SOURCE EXTRACT>
The database is artificially doubled because the breasts are considered separately. This option provides additional diversity compared with the original dataset, since the two breasts are not symmetrical. After the training process, 102 breast volumes were used to test the resulting model. The error quantification was determined by the distance from ground truth to estimation coordinates. The success criterion is established when this distance remains less than 10 mm. Overall, the trained model succeeded in 93% of cases, i.e. 95/102 breasts. Figure 3 presents the statistics obtained with the test dataset. Also, Figure 4 shows some representative examples of prediction compared to the ground truth.

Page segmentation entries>
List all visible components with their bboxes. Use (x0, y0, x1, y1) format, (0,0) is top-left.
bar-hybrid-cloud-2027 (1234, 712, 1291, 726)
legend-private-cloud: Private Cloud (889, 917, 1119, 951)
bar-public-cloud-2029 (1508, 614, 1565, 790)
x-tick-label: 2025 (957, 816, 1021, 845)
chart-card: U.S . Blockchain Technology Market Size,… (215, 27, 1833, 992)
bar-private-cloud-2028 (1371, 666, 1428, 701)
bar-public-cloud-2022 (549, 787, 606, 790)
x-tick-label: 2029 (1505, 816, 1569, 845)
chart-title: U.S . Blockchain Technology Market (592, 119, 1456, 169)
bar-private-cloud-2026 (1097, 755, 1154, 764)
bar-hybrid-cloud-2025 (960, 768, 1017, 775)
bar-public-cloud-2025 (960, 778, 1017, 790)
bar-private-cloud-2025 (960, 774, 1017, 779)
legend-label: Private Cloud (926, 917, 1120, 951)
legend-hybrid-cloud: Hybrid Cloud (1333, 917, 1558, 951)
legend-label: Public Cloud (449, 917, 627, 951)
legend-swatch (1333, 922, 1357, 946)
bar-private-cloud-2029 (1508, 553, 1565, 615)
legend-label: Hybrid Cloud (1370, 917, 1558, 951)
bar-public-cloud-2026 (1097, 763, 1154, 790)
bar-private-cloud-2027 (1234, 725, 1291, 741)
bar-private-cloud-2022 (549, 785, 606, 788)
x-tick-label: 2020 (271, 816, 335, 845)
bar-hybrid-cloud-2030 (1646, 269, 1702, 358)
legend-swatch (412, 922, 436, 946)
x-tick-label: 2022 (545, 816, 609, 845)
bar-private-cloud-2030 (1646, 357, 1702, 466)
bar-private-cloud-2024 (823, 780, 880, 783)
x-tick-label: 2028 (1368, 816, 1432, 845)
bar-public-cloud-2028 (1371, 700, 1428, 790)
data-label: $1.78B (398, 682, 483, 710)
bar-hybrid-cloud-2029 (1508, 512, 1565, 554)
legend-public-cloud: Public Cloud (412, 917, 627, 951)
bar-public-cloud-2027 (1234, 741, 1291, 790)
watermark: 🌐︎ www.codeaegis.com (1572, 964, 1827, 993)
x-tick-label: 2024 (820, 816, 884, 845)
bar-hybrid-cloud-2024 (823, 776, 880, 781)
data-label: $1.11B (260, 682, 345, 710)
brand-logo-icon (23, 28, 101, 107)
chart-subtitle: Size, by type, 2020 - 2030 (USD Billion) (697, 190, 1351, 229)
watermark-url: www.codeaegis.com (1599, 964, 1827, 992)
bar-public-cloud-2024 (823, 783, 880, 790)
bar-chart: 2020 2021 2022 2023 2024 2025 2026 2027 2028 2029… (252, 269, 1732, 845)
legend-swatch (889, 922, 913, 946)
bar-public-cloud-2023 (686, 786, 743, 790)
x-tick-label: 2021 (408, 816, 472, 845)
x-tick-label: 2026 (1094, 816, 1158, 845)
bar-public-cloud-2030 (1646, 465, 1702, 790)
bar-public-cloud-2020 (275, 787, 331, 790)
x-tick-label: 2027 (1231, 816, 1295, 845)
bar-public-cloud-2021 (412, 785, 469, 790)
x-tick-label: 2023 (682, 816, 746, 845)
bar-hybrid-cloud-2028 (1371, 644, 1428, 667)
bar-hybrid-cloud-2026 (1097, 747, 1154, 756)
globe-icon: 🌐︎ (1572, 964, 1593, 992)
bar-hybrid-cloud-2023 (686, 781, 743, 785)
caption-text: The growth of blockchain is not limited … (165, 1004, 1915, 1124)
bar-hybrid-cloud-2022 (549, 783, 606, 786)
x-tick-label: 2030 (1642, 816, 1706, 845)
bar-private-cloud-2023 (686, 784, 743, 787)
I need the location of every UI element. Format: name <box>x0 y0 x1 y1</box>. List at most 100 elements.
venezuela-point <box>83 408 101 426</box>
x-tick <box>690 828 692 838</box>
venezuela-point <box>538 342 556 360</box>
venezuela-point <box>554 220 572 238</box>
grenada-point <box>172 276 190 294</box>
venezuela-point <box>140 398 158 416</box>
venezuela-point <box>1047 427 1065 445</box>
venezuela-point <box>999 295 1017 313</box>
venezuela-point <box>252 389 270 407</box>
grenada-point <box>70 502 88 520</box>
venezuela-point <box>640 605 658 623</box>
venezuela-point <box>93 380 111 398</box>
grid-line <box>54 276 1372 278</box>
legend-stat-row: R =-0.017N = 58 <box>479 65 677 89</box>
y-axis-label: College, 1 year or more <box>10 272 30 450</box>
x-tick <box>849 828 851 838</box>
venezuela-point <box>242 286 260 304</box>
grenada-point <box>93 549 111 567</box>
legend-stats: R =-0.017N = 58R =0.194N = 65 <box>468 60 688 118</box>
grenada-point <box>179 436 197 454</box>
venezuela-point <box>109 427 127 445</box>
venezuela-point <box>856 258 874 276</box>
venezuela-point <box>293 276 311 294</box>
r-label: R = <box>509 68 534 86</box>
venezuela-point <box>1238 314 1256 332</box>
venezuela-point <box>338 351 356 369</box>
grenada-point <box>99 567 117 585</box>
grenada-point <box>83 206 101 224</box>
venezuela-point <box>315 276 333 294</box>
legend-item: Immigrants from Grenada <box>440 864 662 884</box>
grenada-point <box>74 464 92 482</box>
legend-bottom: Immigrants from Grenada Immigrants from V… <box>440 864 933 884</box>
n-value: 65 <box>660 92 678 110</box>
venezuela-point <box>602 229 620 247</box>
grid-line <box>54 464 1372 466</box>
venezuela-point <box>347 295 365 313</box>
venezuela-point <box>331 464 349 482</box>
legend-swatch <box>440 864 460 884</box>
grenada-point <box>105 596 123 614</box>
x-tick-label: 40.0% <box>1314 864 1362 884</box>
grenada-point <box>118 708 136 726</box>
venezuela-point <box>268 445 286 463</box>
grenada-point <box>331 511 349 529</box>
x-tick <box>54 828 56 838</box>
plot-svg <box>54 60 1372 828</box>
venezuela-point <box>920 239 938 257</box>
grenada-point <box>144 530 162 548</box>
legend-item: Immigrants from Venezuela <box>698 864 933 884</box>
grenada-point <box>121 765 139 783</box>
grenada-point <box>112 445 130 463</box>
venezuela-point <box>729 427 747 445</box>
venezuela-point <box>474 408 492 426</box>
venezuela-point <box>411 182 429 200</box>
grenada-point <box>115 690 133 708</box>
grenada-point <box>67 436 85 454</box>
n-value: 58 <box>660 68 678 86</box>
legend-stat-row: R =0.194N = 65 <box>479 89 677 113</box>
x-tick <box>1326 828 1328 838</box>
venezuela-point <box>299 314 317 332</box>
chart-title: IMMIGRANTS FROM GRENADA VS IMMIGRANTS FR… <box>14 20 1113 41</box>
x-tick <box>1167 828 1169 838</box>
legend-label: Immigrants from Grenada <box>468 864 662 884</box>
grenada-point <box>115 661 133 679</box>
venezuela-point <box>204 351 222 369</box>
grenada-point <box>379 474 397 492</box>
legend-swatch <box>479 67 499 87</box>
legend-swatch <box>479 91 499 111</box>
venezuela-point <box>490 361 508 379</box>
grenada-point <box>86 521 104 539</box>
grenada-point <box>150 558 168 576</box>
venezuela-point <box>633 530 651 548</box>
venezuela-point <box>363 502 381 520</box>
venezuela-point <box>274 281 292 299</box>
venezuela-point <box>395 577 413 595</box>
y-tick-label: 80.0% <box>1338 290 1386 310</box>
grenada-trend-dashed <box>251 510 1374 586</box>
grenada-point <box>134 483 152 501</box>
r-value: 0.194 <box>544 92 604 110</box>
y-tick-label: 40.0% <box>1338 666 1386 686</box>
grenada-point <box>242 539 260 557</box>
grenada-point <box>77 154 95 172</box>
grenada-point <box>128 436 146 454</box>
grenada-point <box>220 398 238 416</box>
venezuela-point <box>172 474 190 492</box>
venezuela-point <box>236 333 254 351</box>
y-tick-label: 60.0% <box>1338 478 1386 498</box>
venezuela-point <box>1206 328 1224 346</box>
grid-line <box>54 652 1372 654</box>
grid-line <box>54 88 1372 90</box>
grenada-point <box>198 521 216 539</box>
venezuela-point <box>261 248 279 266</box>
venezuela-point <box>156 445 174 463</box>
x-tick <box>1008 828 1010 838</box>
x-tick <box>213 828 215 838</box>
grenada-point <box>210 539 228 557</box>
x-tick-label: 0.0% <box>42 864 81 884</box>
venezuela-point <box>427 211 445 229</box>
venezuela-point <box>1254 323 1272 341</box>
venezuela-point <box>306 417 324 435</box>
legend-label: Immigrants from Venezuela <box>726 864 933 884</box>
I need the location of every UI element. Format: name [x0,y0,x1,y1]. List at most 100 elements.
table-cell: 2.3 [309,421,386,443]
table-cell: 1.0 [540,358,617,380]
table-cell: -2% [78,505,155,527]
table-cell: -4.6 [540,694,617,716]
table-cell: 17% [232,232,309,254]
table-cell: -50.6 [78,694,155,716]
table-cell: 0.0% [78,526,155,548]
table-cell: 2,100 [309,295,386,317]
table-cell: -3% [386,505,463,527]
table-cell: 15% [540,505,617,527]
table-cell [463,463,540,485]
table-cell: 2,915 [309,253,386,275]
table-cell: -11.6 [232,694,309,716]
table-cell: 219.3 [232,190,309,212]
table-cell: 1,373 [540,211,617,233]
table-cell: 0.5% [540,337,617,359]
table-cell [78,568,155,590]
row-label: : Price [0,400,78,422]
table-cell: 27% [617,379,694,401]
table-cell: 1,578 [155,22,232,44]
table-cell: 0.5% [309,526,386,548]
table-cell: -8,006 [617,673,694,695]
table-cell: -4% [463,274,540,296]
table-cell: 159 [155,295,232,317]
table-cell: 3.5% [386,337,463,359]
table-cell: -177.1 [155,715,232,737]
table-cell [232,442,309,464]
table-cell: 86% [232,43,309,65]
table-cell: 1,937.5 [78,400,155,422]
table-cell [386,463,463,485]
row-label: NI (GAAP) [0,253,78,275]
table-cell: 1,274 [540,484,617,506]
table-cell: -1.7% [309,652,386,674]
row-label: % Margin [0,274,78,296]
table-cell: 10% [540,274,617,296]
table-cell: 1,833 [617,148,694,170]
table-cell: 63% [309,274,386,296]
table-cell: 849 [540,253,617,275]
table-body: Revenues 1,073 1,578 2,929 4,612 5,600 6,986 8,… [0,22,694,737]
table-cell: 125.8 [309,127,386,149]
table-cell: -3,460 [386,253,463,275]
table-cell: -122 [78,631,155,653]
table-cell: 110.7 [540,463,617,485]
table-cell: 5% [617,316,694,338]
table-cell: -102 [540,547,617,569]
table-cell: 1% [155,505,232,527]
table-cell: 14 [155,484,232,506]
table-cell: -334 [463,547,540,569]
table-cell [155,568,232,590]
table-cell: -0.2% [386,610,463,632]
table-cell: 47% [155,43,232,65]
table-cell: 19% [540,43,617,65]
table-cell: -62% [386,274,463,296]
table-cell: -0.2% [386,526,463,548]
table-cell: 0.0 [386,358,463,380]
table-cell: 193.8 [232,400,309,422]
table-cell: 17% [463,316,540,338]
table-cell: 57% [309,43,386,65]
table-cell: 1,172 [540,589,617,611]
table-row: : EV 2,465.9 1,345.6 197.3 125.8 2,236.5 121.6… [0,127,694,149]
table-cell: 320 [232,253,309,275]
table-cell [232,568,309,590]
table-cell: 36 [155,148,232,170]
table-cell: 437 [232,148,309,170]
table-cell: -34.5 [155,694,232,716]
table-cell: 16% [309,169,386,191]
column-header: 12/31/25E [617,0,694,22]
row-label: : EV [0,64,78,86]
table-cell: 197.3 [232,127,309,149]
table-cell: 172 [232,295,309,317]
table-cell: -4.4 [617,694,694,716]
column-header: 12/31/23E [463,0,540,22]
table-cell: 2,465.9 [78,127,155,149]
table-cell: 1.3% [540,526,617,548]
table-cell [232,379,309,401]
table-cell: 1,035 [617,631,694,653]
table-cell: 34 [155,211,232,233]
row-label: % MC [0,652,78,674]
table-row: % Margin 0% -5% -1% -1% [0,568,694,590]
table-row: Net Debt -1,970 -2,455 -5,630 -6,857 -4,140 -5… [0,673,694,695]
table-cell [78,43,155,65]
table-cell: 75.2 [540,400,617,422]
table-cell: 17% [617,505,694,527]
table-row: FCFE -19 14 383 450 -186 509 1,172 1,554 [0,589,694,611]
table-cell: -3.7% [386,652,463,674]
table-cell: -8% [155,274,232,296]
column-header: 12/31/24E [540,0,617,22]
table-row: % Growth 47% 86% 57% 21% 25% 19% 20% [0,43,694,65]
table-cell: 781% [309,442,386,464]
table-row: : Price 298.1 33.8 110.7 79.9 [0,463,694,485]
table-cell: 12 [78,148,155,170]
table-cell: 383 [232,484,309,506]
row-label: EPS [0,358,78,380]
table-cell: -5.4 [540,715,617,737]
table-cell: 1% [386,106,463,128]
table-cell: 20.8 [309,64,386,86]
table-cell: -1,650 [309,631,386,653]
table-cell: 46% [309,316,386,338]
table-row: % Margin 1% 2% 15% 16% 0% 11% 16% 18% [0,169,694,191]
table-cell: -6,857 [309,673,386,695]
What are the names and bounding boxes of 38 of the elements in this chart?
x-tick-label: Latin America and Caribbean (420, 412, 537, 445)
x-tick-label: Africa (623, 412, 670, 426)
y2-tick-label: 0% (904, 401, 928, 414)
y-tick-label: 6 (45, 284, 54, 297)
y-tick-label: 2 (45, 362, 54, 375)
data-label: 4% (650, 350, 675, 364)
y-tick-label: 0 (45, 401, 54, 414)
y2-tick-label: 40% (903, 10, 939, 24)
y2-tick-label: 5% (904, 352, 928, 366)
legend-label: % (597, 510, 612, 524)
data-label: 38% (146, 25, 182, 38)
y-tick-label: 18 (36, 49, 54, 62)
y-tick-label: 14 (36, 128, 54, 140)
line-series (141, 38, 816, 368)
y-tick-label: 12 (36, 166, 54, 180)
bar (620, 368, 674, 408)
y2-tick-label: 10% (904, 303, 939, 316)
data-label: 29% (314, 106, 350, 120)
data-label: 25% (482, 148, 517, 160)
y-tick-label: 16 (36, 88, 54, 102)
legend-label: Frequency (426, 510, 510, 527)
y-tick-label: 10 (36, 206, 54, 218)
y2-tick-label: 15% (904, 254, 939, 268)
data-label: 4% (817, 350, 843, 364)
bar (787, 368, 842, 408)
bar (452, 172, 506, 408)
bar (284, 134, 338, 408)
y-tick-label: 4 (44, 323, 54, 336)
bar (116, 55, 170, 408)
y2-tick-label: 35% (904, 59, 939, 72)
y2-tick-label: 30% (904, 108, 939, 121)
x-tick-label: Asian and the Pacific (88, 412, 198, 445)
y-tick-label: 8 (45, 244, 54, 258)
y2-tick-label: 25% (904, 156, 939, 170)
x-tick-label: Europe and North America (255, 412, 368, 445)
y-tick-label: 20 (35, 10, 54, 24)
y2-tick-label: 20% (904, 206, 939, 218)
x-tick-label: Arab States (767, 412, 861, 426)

TASKS TO PERFORM>
A) In the passage on model testing, restate word for word the part that opens with the words containing "The database is" and closes with "the ground truth.".
B) According to the passage on model testing, what distance from ground truth to estimation coordinates counts as success?
These entries were drawn from a separate source.

OUTPUTS BY TASK>
A)
The database is artificially doubled because the breasts are considered separately. This option provides additional diversity compared with the original dataset, since the two breasts are not symmetrical. After the training process, 102 breast volumes were used to test the resulting model. The error quantification was determined by the distance from ground truth to estimation coordinates. The success criterion is established when this distance remains less than 10 mm. Overall, the trained model succeeded in 93% of cases, i.e. 95/102 breasts. Figure 3 presents the statistics obtained with the test dataset. Also, Figure 4 shows some representative examples of prediction compared to the ground truth.

B) Less than 10 mm.